Reproduce the records from the first line through the line that contains "light-list-item[interactable]: Point Light (10)", substituting "attribute-row" for every occurrence of "property-row" and leaving everything else unchanged.
** start Provided records **
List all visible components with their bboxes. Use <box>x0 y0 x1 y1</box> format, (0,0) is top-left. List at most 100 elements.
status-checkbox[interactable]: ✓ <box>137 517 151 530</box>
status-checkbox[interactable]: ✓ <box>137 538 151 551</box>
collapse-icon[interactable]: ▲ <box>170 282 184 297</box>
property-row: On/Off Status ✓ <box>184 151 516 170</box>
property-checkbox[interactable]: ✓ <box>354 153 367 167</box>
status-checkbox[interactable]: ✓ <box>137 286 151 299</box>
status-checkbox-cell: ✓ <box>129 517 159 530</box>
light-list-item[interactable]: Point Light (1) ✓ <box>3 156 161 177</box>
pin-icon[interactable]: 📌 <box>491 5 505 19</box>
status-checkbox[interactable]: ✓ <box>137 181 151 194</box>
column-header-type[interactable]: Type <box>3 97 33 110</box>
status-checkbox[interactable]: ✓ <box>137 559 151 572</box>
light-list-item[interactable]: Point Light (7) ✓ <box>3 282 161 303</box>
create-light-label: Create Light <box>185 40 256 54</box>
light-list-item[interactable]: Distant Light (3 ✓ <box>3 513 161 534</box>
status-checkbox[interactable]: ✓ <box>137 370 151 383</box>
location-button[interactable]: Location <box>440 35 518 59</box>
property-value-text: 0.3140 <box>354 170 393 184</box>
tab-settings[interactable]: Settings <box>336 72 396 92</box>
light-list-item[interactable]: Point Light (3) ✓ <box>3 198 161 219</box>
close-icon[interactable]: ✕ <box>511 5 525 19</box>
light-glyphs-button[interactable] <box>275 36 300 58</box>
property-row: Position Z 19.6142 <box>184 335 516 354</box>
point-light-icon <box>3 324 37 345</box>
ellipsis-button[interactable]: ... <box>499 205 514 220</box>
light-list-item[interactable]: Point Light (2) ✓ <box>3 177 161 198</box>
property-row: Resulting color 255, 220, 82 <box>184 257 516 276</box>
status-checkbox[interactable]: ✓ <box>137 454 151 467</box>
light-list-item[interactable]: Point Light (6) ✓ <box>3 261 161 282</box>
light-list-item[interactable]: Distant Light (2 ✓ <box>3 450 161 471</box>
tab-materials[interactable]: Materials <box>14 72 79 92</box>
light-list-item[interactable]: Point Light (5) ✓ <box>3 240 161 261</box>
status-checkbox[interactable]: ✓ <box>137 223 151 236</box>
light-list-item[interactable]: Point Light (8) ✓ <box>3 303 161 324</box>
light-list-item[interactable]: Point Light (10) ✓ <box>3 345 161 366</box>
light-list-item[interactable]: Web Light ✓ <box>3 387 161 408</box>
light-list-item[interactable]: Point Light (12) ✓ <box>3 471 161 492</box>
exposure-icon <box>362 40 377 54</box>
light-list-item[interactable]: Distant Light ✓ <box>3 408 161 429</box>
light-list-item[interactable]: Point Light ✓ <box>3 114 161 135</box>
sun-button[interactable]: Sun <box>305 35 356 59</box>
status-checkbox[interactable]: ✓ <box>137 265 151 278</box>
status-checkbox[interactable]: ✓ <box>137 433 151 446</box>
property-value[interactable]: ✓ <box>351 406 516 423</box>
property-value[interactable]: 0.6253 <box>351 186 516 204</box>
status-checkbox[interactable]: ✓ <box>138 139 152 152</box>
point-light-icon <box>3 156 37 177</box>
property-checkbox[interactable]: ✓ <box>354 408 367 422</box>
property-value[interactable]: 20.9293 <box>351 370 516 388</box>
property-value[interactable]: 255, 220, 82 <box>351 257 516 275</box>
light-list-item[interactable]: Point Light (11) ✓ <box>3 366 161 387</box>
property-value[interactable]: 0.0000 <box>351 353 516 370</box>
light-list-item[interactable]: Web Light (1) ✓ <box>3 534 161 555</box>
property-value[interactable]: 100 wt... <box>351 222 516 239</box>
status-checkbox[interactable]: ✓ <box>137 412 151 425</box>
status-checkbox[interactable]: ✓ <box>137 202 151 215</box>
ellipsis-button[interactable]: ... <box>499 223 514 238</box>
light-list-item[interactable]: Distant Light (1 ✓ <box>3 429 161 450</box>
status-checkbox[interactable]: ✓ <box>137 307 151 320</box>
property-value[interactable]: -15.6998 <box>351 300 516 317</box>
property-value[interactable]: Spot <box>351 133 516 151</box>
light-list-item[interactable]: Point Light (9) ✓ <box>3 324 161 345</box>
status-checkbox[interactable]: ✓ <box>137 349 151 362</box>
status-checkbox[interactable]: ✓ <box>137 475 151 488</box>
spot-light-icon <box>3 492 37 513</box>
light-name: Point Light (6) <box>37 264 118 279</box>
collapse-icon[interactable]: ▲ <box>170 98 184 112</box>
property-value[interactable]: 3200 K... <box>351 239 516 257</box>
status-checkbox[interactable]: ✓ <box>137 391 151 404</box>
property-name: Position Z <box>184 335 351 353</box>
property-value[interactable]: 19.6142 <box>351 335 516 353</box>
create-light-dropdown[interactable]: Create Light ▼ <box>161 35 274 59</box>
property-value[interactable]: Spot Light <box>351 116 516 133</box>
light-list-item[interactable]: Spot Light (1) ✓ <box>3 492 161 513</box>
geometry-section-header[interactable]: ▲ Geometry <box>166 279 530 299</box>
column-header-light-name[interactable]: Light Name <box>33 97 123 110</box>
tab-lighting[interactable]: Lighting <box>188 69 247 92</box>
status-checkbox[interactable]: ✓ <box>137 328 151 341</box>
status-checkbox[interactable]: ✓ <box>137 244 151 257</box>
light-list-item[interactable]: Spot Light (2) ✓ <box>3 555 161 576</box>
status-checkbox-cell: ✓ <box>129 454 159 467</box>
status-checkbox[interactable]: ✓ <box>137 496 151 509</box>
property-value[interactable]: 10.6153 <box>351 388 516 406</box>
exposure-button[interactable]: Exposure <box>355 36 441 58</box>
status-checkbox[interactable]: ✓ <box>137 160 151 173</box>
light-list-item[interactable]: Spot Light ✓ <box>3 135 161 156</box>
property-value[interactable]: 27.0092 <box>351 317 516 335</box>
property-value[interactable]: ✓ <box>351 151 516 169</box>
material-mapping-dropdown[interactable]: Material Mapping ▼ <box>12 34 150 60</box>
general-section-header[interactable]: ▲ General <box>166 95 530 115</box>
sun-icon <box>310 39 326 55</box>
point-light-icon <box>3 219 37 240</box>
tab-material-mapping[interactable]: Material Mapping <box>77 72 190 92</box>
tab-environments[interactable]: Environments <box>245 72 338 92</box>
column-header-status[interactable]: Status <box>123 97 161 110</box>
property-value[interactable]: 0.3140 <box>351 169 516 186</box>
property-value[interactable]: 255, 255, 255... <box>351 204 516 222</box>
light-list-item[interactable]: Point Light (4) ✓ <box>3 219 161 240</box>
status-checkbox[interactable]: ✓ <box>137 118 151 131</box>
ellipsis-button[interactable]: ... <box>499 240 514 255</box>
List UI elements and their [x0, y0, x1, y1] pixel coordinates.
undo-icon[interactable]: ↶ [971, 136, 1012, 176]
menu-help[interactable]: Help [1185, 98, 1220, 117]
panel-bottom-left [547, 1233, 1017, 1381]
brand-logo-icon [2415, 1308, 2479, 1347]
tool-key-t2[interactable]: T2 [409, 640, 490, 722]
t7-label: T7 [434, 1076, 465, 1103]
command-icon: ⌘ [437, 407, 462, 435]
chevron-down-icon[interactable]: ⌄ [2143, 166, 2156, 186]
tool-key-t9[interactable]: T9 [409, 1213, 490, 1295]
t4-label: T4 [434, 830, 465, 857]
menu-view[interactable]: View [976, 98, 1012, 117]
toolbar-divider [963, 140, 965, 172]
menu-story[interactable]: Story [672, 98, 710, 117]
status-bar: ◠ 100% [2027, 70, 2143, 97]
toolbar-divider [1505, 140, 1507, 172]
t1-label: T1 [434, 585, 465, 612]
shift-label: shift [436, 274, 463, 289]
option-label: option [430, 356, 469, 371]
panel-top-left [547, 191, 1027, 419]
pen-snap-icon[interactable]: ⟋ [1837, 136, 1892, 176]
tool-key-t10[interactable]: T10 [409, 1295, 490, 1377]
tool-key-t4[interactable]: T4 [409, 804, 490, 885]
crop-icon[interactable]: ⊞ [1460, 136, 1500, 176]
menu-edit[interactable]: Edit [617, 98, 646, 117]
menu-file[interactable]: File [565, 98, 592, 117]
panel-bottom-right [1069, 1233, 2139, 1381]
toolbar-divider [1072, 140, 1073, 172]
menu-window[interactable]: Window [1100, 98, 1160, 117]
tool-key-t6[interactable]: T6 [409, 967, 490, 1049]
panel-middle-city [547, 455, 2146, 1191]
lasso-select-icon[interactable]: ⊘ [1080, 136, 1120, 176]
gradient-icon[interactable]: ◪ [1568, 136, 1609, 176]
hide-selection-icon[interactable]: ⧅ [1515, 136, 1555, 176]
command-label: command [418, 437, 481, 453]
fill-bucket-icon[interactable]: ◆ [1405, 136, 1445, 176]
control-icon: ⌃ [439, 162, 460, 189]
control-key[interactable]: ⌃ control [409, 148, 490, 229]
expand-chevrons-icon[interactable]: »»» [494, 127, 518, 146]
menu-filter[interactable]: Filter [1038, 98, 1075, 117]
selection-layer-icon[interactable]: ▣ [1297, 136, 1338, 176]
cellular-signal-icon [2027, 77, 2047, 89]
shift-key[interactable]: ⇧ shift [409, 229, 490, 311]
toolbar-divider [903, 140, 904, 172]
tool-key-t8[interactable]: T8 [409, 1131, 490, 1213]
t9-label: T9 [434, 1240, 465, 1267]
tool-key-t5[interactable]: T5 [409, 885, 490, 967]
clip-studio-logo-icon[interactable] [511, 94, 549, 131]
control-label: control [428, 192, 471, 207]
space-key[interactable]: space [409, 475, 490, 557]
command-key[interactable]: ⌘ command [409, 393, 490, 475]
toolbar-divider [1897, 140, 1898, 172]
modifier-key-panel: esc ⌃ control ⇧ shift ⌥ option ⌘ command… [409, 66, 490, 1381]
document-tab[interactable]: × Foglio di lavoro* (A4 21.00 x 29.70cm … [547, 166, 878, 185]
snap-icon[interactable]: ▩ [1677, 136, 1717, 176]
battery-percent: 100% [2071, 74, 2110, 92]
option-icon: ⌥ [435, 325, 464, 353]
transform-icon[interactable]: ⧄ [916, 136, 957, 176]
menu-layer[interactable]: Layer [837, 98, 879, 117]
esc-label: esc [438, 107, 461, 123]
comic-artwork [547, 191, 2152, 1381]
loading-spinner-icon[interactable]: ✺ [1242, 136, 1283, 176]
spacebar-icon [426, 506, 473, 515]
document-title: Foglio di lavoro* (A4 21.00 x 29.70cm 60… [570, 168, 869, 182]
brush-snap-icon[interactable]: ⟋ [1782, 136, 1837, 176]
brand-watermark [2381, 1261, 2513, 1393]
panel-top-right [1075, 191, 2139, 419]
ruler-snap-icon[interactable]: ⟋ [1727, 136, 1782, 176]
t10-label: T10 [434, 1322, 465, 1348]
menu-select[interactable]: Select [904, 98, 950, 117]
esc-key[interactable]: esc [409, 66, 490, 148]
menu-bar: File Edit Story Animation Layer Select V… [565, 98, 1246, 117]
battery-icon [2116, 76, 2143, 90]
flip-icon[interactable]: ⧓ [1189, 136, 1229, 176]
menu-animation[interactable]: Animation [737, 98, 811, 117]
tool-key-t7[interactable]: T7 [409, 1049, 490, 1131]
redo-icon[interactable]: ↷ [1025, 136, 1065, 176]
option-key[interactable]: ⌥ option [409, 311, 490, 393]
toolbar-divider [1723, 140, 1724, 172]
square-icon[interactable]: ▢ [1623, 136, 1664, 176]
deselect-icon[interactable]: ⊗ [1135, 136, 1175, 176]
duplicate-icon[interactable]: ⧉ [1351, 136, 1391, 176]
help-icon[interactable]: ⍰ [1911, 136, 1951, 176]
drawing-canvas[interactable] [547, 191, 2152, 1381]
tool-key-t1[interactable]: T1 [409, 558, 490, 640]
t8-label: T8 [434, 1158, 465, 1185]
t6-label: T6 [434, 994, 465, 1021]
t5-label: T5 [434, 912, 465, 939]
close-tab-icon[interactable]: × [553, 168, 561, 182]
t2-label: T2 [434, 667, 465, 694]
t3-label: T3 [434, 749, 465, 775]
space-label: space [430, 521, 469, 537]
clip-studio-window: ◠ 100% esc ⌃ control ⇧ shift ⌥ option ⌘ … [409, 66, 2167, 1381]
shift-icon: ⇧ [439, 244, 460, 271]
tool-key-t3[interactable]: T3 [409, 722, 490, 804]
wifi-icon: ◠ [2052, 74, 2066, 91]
** end Provided records **
▶ Written solution:
List all visible components with their bboxes. Use <box>x0 y0 x1 y1</box> format, (0,0) is top-left. List at most 100 elements.
status-checkbox[interactable]: ✓ <box>137 517 151 530</box>
status-checkbox[interactable]: ✓ <box>137 538 151 551</box>
collapse-icon[interactable]: ▲ <box>170 282 184 297</box>
attribute-row: On/Off Status ✓ <box>184 151 516 170</box>
property-checkbox[interactable]: ✓ <box>354 153 367 167</box>
status-checkbox[interactable]: ✓ <box>137 286 151 299</box>
status-checkbox-cell: ✓ <box>129 517 159 530</box>
light-list-item[interactable]: Point Light (1) ✓ <box>3 156 161 177</box>
pin-icon[interactable]: 📌 <box>491 5 505 19</box>
status-checkbox[interactable]: ✓ <box>137 181 151 194</box>
column-header-type[interactable]: Type <box>3 97 33 110</box>
status-checkbox[interactable]: ✓ <box>137 559 151 572</box>
light-list-item[interactable]: Point Light (7) ✓ <box>3 282 161 303</box>
create-light-label: Create Light <box>185 40 256 54</box>
light-list-item[interactable]: Distant Light (3 ✓ <box>3 513 161 534</box>
status-checkbox[interactable]: ✓ <box>137 370 151 383</box>
location-button[interactable]: Location <box>440 35 518 59</box>
property-value-text: 0.3140 <box>354 170 393 184</box>
tab-settings[interactable]: Settings <box>336 72 396 92</box>
light-list-item[interactable]: Point Light (3) ✓ <box>3 198 161 219</box>
close-icon[interactable]: ✕ <box>511 5 525 19</box>
light-glyphs-button[interactable] <box>275 36 300 58</box>
attribute-row: Position Z 19.6142 <box>184 335 516 354</box>
point-light-icon <box>3 324 37 345</box>
ellipsis-button[interactable]: ... <box>499 205 514 220</box>
light-list-item[interactable]: Point Light (2) ✓ <box>3 177 161 198</box>
attribute-row: Resulting color 255, 220, 82 <box>184 257 516 276</box>
status-checkbox[interactable]: ✓ <box>137 454 151 467</box>
light-list-item[interactable]: Point Light (6) ✓ <box>3 261 161 282</box>
light-list-item[interactable]: Distant Light (2 ✓ <box>3 450 161 471</box>
tab-materials[interactable]: Materials <box>14 72 79 92</box>
light-list-item[interactable]: Point Light (5) ✓ <box>3 240 161 261</box>
status-checkbox[interactable]: ✓ <box>137 223 151 236</box>
light-list-item[interactable]: Point Light (8) ✓ <box>3 303 161 324</box>
light-list-item[interactable]: Point Light (10) ✓ <box>3 345 161 366</box>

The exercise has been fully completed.